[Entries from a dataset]
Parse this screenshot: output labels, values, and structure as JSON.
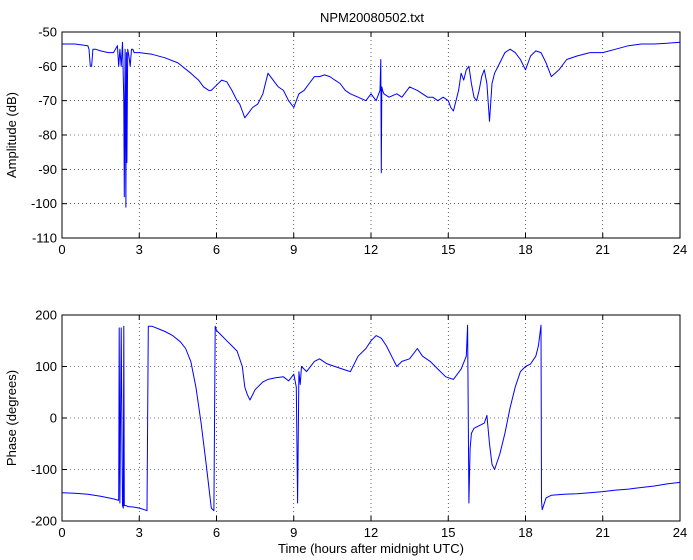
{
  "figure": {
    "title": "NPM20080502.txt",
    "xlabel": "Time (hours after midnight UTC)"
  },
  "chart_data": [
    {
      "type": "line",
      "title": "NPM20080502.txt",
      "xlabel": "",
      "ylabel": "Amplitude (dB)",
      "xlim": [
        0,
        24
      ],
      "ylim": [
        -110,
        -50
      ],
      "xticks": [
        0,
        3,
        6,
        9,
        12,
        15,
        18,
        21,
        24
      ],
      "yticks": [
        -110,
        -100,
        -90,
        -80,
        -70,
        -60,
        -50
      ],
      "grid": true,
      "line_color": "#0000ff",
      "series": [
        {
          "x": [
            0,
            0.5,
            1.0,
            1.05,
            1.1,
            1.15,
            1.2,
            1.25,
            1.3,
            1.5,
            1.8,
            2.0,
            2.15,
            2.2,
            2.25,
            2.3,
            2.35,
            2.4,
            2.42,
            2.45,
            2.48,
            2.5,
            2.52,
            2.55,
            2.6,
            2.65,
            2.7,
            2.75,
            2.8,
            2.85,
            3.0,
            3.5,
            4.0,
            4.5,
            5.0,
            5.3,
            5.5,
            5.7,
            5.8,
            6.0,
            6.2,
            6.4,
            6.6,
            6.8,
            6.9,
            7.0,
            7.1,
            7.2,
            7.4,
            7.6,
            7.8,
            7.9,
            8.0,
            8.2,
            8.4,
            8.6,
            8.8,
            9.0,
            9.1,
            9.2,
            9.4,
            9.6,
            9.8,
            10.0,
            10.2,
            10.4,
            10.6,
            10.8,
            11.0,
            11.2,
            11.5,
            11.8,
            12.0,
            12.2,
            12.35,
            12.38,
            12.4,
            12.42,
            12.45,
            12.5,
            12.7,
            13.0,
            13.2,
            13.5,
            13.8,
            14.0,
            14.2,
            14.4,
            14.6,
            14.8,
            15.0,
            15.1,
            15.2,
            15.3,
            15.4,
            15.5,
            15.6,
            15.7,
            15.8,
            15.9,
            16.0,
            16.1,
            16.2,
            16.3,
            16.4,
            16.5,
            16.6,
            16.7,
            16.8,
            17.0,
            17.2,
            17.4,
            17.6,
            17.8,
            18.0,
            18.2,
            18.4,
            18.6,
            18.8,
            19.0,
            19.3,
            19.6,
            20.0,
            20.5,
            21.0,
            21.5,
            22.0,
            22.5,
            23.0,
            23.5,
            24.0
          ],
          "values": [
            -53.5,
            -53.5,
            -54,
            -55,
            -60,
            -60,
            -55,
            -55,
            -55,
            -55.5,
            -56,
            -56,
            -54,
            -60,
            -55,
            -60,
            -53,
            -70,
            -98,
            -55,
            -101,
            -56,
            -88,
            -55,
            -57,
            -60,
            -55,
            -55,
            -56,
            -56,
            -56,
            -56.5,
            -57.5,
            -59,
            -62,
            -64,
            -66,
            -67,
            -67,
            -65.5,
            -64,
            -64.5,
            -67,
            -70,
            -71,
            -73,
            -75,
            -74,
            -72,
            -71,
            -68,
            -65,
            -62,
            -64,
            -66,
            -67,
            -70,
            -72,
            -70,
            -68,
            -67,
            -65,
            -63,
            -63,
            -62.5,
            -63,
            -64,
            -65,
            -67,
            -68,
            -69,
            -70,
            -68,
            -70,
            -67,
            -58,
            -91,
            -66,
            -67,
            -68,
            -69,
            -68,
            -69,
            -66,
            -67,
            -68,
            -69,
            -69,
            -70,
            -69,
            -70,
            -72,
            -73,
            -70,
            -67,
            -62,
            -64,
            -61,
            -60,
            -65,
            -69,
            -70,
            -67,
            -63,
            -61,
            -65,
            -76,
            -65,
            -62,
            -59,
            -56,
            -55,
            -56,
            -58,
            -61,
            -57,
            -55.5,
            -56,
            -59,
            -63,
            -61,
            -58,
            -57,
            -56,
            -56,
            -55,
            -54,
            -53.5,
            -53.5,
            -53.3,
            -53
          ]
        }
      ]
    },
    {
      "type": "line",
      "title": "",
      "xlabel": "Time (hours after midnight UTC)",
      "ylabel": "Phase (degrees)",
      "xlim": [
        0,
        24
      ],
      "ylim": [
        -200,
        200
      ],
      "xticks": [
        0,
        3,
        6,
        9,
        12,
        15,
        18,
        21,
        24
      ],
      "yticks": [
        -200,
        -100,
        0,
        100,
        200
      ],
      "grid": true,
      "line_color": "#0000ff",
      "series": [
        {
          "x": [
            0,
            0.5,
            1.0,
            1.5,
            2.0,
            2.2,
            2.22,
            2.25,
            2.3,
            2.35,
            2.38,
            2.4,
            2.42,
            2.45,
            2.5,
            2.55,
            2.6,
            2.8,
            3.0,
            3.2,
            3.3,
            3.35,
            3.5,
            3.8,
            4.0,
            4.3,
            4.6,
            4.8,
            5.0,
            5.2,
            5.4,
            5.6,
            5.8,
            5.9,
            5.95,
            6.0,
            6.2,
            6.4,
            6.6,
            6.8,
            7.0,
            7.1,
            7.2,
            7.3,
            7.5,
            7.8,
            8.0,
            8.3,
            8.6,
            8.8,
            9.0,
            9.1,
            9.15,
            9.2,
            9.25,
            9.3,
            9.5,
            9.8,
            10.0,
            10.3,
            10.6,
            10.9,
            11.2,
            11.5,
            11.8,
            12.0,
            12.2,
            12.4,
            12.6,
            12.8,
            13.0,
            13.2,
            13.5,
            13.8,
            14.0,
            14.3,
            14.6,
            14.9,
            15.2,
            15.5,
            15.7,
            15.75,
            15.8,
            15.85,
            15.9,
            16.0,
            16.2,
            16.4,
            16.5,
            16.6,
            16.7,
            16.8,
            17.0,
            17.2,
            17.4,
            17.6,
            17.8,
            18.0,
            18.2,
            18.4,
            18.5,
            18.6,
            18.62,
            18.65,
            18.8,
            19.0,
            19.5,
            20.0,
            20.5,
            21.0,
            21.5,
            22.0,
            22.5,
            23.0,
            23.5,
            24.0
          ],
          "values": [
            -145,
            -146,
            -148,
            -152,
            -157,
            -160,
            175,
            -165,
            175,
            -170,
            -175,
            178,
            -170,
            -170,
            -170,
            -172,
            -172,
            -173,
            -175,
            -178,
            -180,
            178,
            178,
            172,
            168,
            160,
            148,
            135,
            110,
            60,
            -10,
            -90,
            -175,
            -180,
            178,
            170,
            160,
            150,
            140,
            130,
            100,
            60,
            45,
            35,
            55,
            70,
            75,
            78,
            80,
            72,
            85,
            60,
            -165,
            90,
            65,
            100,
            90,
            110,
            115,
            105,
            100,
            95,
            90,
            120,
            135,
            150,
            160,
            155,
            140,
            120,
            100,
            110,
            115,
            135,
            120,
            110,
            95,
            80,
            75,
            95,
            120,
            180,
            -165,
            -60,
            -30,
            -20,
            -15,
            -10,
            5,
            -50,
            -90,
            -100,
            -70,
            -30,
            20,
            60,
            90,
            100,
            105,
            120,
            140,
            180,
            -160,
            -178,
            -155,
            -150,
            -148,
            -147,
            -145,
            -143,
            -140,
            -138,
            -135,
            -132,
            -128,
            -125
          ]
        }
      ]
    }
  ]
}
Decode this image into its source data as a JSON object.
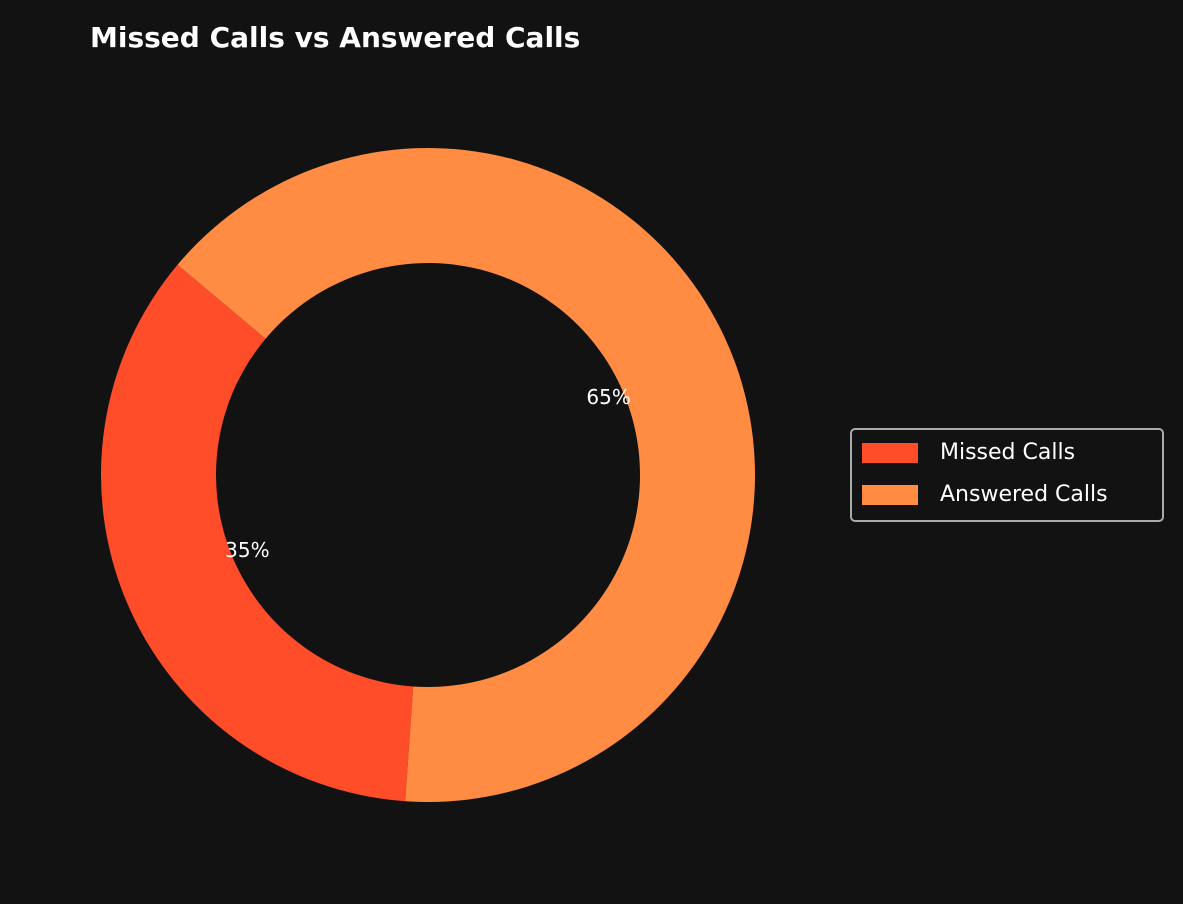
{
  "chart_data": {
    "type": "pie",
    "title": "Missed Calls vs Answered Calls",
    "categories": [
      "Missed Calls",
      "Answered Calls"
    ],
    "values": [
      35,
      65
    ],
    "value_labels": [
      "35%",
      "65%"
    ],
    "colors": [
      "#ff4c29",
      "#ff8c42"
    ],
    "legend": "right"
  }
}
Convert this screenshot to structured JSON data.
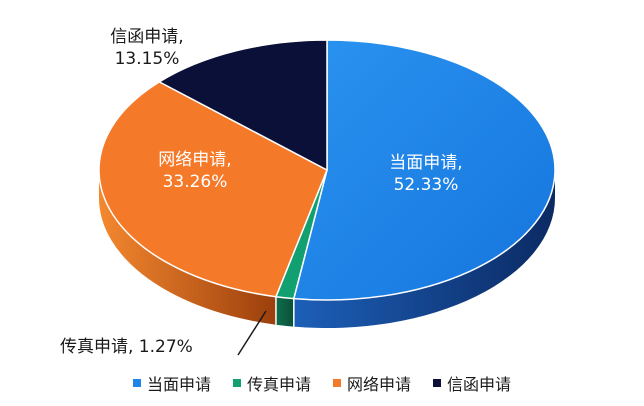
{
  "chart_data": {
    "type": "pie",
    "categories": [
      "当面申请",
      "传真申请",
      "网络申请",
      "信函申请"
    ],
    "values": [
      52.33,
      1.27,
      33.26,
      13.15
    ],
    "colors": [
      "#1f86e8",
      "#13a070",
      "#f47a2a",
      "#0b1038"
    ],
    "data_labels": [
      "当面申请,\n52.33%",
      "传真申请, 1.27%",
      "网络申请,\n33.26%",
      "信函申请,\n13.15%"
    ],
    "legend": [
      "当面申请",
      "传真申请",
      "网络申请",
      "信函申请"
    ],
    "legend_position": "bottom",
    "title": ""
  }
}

Given request: Find and copy each line above that includes the string "hours".

Response for this exercise:
    "xlabel": "Time (hours after midnight UTC)"
      "xlabel": "Time (hours after midnight UTC)",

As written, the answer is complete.